Arendt pries Lessings „erstaunlichen Mangel an Sachlichkeit“.[13] Kant habe zwar eingesehen, dass „es absolute Wahrheit für den Menschen nicht geben kann“, aber er habe das Absolute selbst in seiner Ethik letztlich doch nicht aufgeben können. Er habe damit den menschlichen Bereich auf etwas festgelegt, das dessen Wesen, nämlich dem der „grundsätzlichen Relativität“[14], widersprach. Lessing dagegen habe sich gerade über die Unsagbarkeit der Wahrheit, die die Philosophen so gequält habe, „gefreut“, so Arendt. Nicht nur „die Einsicht, daß es die eine Wahrheit innerhalb der Menschenwelt nicht geben“ könne, sondern „die Freude, daß es sie nicht gibt und daß das unendliche Gespräch zwischen den Menschen nie aufhören werde, solange es Menschen überhaupt“ gebe, das zeichne „die Größe Lessings“ aus.[15]

Mit Lessing gelang es Arendt die problematischen Tendenzen, aber auch die enormen Potentiale einer von der Aufklärung geprägten politischen Kultur herauszuarbeiten. Ihre Hamburger Rede zeigt eindrücklich wie falsch es wäre, Arendt in eine Reihe mit Denkern wie Eric Voegelin oder Reinhart Koselleck zu stellen, die die Aufklärung letztlich als den Beginn eines Verfalls europäischer Kultur und Politik verstanden, der im Totalitarismus mündete. Für Arendt, die schließlich das Denken ohne Geländer erprobte, war „die schrankenlose Beweglichkeit des revolutionären Denkens“ nicht eine „dramatische Gefahr“, die die Grundlagen des menschlichen Zusammenlebens zerstörte.[16]  In einem Brief an Arendt hatte Eric Voegelin einmal angemerkt, dass ihre Kritik des Totalitarismus nicht weit genug gehe, ja, dass die Geschichte des Totalitarismus nur im Zusammenhang des Verfalls des Christentums überhaupt zu verstehen sei. Arendt antwortete darauf lapidar, dass sie als jemand, „der nicht Christ sei, im Verfall des Christentums Gutes wie Schlechtes sehe“.[17] Sie ließ sich also auf eine zu eindeutige Deutung moderner Geschichte nicht festlegen.

Arendt, das macht ihre Rede deutlich, gehörte nicht zu denen, die aus der Kritik die Krise der Moderne ableiten wollten.[18] Kritik, die Unabgeschlossenheit, Widersprüchlichkeit und Offenheit des Denkens, das sich im Kontakt mit Anderen immer wieder neu entfaltet, ist für sie gerade das Lebenselixier einer wirklich menschlichen Politik.

○ ○ ○ ○

# KURZE AUFGABE 1
Zitieren Sie aus dem Text über Arendt und Lessing die Stelle von „Arendt, das macht“ bis einschließlich „wirklich menschlichen Politik.“.

○ ○ ○ ○

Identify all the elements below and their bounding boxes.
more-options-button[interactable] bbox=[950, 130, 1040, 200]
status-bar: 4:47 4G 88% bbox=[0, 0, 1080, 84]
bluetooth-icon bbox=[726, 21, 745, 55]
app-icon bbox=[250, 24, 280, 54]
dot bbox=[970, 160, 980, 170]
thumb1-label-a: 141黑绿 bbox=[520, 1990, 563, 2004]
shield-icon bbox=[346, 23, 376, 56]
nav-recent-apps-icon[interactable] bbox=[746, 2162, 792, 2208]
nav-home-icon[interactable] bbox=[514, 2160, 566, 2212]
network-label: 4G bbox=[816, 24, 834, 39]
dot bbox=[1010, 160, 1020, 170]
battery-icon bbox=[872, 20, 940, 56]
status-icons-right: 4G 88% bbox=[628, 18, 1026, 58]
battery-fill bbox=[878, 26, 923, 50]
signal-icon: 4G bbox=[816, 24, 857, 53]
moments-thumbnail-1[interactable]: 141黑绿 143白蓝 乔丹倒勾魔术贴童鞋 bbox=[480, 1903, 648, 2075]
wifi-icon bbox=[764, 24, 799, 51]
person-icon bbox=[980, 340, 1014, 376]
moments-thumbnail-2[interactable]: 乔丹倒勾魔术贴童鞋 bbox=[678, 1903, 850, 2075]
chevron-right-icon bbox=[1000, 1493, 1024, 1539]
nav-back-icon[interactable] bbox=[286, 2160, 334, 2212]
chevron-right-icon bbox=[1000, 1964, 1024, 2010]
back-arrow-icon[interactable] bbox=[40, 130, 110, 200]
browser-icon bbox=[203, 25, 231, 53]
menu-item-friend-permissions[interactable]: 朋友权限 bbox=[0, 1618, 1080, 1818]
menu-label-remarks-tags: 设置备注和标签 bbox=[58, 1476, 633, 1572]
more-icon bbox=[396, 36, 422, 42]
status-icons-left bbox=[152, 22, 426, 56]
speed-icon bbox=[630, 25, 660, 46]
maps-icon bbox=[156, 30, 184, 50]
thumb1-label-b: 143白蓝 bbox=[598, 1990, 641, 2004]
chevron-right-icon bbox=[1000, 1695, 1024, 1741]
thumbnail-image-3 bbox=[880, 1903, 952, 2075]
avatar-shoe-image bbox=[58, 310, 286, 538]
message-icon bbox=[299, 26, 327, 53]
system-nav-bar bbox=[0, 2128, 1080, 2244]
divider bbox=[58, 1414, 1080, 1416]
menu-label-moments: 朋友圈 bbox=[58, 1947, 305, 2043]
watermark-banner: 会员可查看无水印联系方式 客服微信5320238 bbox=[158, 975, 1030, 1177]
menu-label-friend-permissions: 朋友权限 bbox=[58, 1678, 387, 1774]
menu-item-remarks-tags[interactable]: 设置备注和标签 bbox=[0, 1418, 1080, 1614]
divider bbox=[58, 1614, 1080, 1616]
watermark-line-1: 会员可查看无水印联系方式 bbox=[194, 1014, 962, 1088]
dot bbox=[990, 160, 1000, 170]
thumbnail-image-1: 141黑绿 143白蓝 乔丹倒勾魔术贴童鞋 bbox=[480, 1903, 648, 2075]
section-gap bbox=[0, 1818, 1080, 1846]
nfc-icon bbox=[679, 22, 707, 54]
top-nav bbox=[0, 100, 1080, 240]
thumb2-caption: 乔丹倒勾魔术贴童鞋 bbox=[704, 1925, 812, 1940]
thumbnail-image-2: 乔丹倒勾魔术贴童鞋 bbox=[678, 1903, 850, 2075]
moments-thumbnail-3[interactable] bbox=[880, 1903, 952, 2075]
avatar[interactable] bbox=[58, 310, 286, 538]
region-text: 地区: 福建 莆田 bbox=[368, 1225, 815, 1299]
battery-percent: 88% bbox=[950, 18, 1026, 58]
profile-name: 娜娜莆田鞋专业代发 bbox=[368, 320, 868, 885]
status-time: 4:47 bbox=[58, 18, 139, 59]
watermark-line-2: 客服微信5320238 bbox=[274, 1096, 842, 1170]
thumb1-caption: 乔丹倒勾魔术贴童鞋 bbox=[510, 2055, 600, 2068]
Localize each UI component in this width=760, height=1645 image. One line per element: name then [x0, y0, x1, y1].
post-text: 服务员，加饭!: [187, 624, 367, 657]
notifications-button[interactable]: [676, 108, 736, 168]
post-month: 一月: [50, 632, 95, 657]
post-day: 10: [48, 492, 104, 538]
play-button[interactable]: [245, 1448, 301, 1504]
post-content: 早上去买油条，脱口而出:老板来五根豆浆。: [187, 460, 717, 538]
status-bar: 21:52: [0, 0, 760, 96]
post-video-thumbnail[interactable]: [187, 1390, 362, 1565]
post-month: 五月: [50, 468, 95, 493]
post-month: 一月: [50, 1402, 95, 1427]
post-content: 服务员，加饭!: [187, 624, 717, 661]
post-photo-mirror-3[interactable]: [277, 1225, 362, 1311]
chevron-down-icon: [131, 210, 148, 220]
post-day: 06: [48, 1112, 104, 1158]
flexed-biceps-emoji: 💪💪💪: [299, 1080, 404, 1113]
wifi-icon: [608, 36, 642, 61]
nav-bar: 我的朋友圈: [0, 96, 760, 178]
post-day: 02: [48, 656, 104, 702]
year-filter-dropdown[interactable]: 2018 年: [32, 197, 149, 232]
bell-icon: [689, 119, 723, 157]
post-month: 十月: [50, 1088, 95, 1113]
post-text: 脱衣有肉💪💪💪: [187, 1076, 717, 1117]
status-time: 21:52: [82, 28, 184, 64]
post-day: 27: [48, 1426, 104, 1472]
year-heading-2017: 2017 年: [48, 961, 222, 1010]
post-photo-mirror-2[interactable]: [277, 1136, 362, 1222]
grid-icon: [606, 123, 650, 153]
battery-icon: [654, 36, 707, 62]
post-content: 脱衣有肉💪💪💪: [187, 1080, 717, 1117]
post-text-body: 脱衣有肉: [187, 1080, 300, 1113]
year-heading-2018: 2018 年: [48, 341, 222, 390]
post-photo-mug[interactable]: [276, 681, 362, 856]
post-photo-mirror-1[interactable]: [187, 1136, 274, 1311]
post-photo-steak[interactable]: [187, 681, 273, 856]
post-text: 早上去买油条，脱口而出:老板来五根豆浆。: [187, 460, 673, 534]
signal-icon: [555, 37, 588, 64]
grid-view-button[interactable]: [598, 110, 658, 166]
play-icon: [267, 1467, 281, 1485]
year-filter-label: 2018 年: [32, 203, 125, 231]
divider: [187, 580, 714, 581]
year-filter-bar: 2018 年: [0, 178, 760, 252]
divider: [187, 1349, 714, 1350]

○ ○ ○ ○

# KURZE AUFGABE 2
Geben Sie aus den Datensätzen die Zeilen vom Anfang bis einschließlich der Zeile mit „battery-icon bbox=[872, 20, 940, 56]“ unverändert aus, und zwar nur diese.

# ENDGÜLTIGE ANTWORT 1
Arendt, das macht ihre Rede deutlich, gehörte nicht zu denen, die aus der Kritik die Krise der Moderne ableiten wollten.[18] Kritik, die Unabgeschlossenheit, Widersprüchlichkeit und Offenheit des Denkens, das sich im Kontakt mit Anderen immer wieder neu entfaltet, ist für sie gerade das Lebenselixier einer wirklich menschlichen Politik.

# ENDGÜLTIGE ANTWORT 2
Identify all the elements below and their bounding boxes.
more-options-button[interactable] bbox=[950, 130, 1040, 200]
status-bar: 4:47 4G 88% bbox=[0, 0, 1080, 84]
bluetooth-icon bbox=[726, 21, 745, 55]
app-icon bbox=[250, 24, 280, 54]
dot bbox=[970, 160, 980, 170]
thumb1-label-a: 141黑绿 bbox=[520, 1990, 563, 2004]
shield-icon bbox=[346, 23, 376, 56]
nav-recent-apps-icon[interactable] bbox=[746, 2162, 792, 2208]
nav-home-icon[interactable] bbox=[514, 2160, 566, 2212]
network-label: 4G bbox=[816, 24, 834, 39]
dot bbox=[1010, 160, 1020, 170]
battery-icon bbox=[872, 20, 940, 56]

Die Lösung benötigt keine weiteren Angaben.